→ **What you have to do**: Report how many lines in the rows below contain the string "handwritten", matching case exactly. Give only the number.

→ **Rows**:
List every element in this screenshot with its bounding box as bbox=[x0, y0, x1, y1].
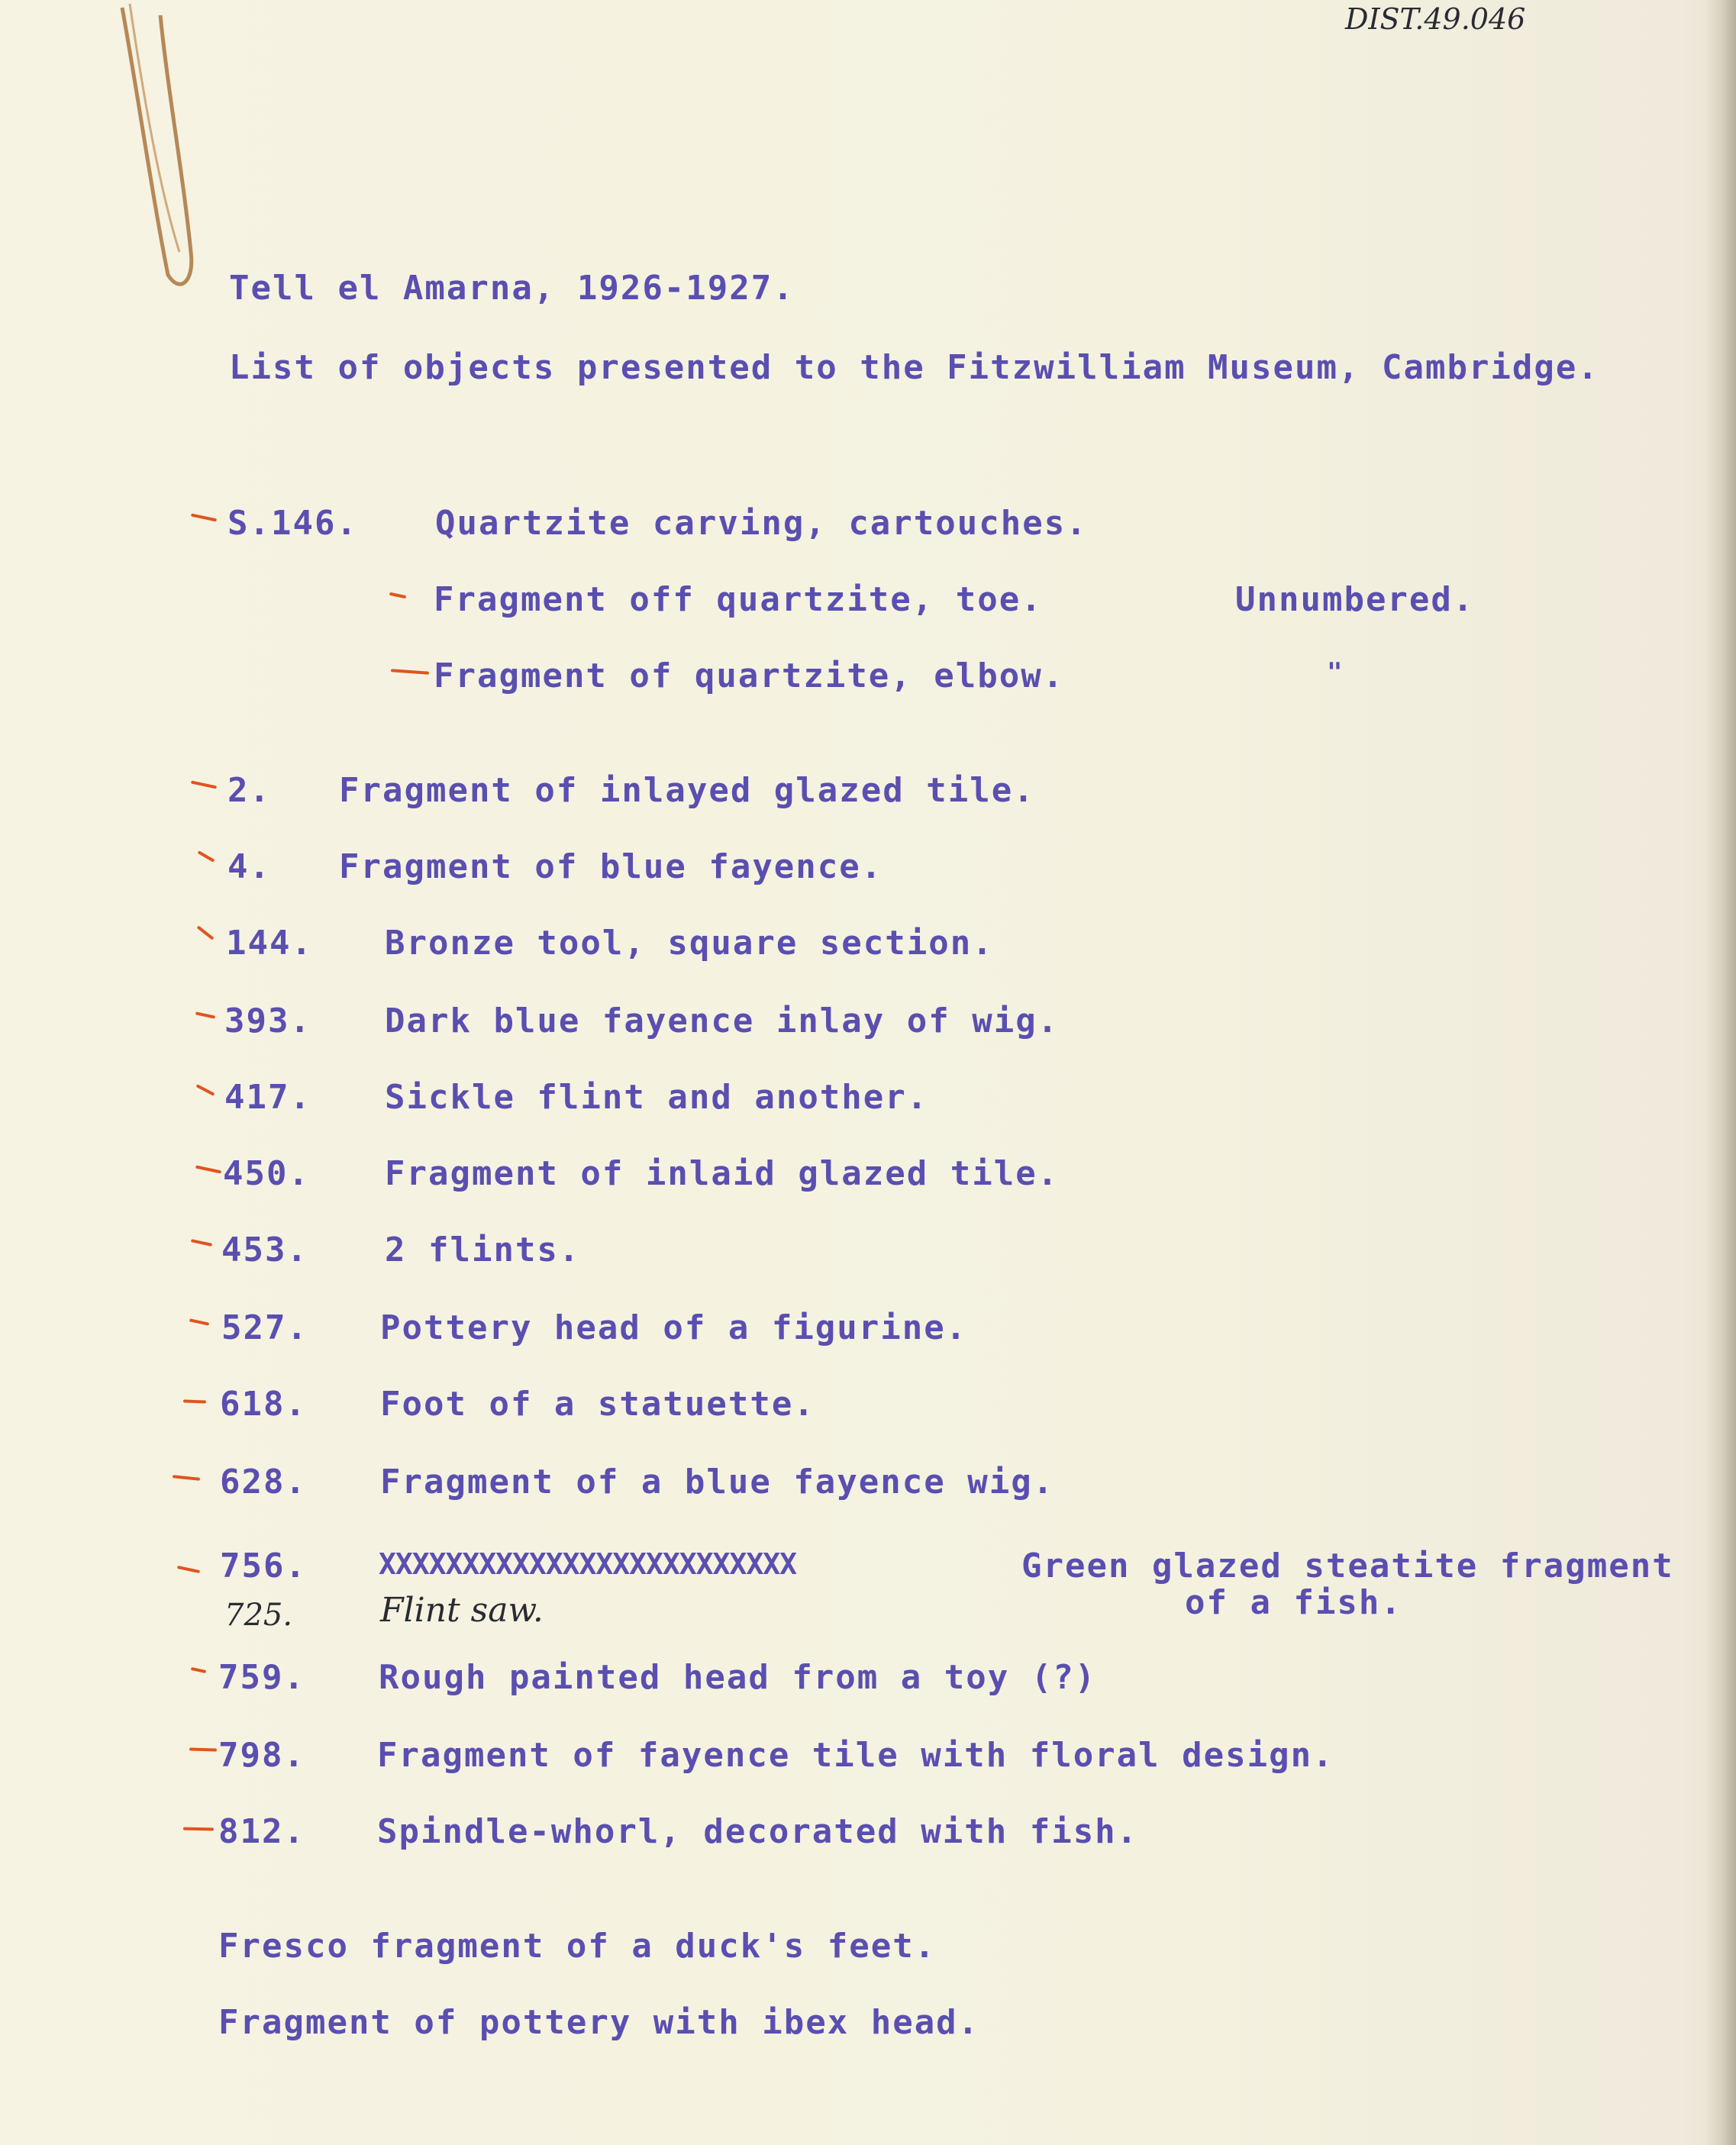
unnumbered-item: Fragment of pottery with ibex head. bbox=[218, 2003, 980, 2042]
entry-number: 417. bbox=[224, 1078, 311, 1117]
entry-number: 756. bbox=[220, 1547, 307, 1585]
entry-description: Bronze tool, square section. bbox=[385, 924, 994, 963]
unnumbered-item: Fresco fragment of a duck's feet. bbox=[218, 1927, 937, 1966]
entry-description: Pottery head of a figurine. bbox=[380, 1308, 968, 1347]
entry-note: " bbox=[1327, 657, 1344, 688]
entry-description: Fragment of a blue fayence wig. bbox=[380, 1463, 1055, 1502]
catalog-number: DIST.49.046 bbox=[1345, 2, 1526, 36]
handwritten-entry-number: 725. bbox=[224, 1598, 293, 1633]
page-edge-shadow bbox=[1705, 0, 1736, 2145]
entry-note: Unnumbered. bbox=[1235, 580, 1475, 619]
entry-number: 4. bbox=[227, 847, 271, 886]
entry-description: Fragment of fayence tile with floral design. bbox=[377, 1736, 1334, 1775]
paperclip-icon bbox=[107, 0, 206, 305]
entry-description: Sickle flint and another. bbox=[385, 1078, 929, 1117]
entry-description: Fragment off quartzite, toe. bbox=[434, 580, 1043, 619]
entry-description: Foot of a statuette. bbox=[380, 1385, 815, 1424]
entry-description: Green glazed steatite fragment bbox=[1021, 1547, 1674, 1585]
entry-number: 144. bbox=[226, 924, 313, 963]
entry-number: 798. bbox=[218, 1736, 305, 1775]
entry-description-continuation: of a fish. bbox=[1185, 1583, 1402, 1622]
check-mark-icon bbox=[183, 1827, 214, 1831]
entry-description: Fragment of inlaid glazed tile. bbox=[385, 1154, 1060, 1193]
entry-description: Fragment of quartzite, elbow. bbox=[434, 656, 1065, 695]
entry-number: 618. bbox=[220, 1385, 307, 1424]
document-title: Tell el Amarna, 1926-1927. bbox=[229, 269, 795, 308]
entry-number: 759. bbox=[218, 1658, 305, 1697]
entry-number: 812. bbox=[218, 1812, 305, 1851]
entry-number: 393. bbox=[224, 1002, 311, 1040]
entry-description: Fragment of blue fayence. bbox=[339, 847, 883, 886]
document-subtitle: List of objects presented to the Fitzwilliam Museum, Cambridge. bbox=[229, 348, 1599, 387]
entry-number: 450. bbox=[223, 1154, 310, 1193]
entry-number: 628. bbox=[220, 1463, 307, 1502]
handwritten-entry-description: Flint saw. bbox=[380, 1591, 544, 1630]
entry-number: S.146. bbox=[227, 504, 358, 543]
entry-description: Fragment of inlayed glazed tile. bbox=[339, 771, 1035, 810]
entry-number: 2. bbox=[227, 771, 271, 810]
entry-number: 527. bbox=[221, 1308, 308, 1347]
struck-out-text: XXXXXXXXXXXXXXXXXXXXXXXXX bbox=[379, 1547, 796, 1581]
entry-description: Dark blue fayence inlay of wig. bbox=[385, 1002, 1060, 1040]
entry-number: 453. bbox=[221, 1231, 308, 1269]
entry-description: Quartzite carving, cartouches. bbox=[435, 504, 1088, 543]
entry-description: Spindle-whorl, decorated with fish. bbox=[377, 1812, 1139, 1851]
entry-description: 2 flints. bbox=[385, 1231, 581, 1269]
entry-description: Rough painted head from a toy (?) bbox=[379, 1658, 1097, 1697]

→ **The reply**: 2